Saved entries
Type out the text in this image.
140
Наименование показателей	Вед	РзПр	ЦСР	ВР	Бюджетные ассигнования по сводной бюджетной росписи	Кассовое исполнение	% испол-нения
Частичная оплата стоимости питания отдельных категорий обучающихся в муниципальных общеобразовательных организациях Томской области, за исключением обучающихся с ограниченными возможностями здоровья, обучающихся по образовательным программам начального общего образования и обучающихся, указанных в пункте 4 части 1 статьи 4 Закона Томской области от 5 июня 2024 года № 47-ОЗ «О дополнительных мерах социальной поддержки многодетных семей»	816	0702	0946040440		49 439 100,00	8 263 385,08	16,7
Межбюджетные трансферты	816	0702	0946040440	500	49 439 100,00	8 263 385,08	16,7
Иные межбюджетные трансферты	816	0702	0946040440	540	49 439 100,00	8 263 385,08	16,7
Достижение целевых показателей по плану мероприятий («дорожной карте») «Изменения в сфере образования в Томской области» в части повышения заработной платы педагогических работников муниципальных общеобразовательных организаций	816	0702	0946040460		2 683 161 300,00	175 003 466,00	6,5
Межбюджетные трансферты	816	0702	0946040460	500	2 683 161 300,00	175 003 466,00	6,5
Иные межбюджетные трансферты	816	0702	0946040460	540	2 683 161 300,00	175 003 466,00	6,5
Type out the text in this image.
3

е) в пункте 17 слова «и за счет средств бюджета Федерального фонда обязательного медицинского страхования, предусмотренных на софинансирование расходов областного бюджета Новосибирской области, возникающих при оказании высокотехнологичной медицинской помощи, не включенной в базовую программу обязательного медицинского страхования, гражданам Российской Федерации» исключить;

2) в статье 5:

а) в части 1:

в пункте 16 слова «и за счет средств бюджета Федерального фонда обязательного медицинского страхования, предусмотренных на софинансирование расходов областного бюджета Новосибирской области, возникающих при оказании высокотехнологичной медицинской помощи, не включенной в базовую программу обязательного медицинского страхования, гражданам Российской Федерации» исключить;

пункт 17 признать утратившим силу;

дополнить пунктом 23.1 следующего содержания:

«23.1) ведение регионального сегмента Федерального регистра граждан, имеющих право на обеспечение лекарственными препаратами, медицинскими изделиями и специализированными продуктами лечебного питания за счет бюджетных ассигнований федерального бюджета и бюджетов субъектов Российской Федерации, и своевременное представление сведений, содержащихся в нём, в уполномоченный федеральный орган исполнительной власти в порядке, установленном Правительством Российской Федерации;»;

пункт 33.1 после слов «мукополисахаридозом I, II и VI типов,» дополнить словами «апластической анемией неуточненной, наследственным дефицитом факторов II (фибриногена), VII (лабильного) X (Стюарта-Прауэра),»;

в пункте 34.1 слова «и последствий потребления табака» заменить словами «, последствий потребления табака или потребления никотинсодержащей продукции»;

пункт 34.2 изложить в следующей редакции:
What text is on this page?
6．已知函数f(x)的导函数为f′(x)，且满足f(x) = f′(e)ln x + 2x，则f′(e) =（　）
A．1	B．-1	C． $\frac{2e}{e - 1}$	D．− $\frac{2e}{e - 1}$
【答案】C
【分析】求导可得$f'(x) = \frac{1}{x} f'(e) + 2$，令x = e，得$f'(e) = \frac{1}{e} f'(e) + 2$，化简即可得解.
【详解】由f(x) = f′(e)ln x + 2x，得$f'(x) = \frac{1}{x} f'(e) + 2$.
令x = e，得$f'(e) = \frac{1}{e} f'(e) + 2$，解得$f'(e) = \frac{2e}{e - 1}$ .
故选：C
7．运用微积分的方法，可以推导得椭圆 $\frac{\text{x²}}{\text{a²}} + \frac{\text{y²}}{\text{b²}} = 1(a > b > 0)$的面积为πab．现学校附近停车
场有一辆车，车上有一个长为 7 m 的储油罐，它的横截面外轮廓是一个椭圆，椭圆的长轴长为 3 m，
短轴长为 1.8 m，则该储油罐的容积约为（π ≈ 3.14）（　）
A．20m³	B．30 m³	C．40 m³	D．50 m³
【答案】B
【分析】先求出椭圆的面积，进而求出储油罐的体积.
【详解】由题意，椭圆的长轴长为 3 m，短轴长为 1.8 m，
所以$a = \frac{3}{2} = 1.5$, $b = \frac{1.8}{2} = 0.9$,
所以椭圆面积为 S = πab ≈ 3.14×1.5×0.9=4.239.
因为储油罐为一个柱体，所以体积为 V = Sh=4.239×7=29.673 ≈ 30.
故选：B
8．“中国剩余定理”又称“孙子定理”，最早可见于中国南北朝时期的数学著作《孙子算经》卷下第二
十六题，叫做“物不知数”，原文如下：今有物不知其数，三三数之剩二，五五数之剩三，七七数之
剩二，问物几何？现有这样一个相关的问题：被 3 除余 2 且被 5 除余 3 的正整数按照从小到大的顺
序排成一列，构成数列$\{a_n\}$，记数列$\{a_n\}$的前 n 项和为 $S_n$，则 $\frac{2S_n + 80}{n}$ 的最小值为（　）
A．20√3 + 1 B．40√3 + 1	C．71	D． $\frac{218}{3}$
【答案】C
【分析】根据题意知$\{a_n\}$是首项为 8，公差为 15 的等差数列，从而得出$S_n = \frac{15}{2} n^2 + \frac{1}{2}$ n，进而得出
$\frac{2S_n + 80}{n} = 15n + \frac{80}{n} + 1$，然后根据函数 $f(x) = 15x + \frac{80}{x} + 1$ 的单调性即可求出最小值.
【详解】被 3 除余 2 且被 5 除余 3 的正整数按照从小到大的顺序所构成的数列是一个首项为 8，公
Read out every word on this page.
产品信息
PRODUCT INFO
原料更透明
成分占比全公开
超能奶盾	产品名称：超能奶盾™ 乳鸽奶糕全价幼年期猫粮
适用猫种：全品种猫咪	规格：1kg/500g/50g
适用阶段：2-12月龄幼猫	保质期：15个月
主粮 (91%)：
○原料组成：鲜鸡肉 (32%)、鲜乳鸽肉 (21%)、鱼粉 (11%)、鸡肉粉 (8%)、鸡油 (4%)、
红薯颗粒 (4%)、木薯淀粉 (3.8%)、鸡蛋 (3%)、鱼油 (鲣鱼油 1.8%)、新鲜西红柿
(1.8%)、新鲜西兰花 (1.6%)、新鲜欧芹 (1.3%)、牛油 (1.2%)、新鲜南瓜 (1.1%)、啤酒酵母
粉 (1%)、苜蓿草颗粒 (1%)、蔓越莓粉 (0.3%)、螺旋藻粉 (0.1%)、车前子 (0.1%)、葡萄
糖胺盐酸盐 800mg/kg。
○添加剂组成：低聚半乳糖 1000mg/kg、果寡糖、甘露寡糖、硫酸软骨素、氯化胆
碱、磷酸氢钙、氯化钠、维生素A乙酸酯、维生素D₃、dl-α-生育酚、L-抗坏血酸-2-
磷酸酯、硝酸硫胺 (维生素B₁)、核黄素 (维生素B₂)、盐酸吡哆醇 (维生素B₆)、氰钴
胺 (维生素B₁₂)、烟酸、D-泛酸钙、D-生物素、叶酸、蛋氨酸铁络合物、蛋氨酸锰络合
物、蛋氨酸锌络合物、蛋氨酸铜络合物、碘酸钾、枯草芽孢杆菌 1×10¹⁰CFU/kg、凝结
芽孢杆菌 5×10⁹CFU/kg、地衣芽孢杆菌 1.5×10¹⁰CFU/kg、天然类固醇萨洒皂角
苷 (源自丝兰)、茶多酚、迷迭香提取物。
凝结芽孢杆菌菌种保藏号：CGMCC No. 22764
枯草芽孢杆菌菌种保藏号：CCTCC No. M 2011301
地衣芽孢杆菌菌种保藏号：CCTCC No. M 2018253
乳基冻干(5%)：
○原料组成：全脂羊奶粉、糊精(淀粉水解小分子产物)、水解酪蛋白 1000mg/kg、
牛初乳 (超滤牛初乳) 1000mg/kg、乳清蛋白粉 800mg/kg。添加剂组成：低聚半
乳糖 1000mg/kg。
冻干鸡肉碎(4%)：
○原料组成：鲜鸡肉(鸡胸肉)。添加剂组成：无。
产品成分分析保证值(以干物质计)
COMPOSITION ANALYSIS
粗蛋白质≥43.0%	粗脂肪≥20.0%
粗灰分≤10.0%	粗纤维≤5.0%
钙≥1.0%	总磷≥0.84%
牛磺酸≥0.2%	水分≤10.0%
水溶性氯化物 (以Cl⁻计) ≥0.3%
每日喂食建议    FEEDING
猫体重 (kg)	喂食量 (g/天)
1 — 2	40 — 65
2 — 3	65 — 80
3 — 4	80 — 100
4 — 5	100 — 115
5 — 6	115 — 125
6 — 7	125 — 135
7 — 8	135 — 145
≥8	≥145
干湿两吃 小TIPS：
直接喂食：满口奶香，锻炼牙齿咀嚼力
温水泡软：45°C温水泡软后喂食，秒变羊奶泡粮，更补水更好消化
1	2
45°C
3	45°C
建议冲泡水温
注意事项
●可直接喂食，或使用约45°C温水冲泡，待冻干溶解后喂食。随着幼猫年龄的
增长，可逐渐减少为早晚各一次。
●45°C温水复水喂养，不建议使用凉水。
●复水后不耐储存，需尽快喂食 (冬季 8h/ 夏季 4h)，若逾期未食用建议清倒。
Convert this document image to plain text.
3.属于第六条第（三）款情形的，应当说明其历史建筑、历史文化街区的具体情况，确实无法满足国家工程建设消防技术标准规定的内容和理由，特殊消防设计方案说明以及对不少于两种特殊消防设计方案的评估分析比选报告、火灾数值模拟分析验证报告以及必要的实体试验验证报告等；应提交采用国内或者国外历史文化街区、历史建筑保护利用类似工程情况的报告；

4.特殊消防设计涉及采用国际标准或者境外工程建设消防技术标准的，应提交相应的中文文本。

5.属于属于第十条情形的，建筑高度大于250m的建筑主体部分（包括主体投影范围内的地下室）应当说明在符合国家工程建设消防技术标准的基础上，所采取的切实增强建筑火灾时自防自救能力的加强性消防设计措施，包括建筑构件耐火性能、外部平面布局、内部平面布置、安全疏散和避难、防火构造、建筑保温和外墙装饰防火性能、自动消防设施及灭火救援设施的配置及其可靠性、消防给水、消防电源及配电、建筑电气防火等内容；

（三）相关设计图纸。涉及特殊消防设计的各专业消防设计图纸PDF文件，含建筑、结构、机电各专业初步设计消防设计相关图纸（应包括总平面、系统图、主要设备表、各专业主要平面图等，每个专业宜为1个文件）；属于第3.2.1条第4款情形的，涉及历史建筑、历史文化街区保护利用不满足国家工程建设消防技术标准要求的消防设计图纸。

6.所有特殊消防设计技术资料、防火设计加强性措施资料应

**Job**
Repeat exactly the lines starting at the line with "Convert this document image to plain text." and ending with the final line of the entries. Include nothing else.

**Written response**
Convert this document image to plain text.
3.属于第六条第（三）款情形的，应当说明其历史建筑、历史文化街区的具体情况，确实无法满足国家工程建设消防技术标准规定的内容和理由，特殊消防设计方案说明以及对不少于两种特殊消防设计方案的评估分析比选报告、火灾数值模拟分析验证报告以及必要的实体试验验证报告等；应提交采用国内或者国外历史文化街区、历史建筑保护利用类似工程情况的报告；

4.特殊消防设计涉及采用国际标准或者境外工程建设消防技术标准的，应提交相应的中文文本。

5.属于属于第十条情形的，建筑高度大于250m的建筑主体部分（包括主体投影范围内的地下室）应当说明在符合国家工程建设消防技术标准的基础上，所采取的切实增强建筑火灾时自防自救能力的加强性消防设计措施，包括建筑构件耐火性能、外部平面布局、内部平面布置、安全疏散和避难、防火构造、建筑保温和外墙装饰防火性能、自动消防设施及灭火救援设施的配置及其可靠性、消防给水、消防电源及配电、建筑电气防火等内容；

（三）相关设计图纸。涉及特殊消防设计的各专业消防设计图纸PDF文件，含建筑、结构、机电各专业初步设计消防设计相关图纸（应包括总平面、系统图、主要设备表、各专业主要平面图等，每个专业宜为1个文件）；属于第3.2.1条第4款情形的，涉及历史建筑、历史文化街区保护利用不满足国家工程建设消防技术标准要求的消防设计图纸。

6.所有特殊消防设计技术资料、防火设计加强性措施资料应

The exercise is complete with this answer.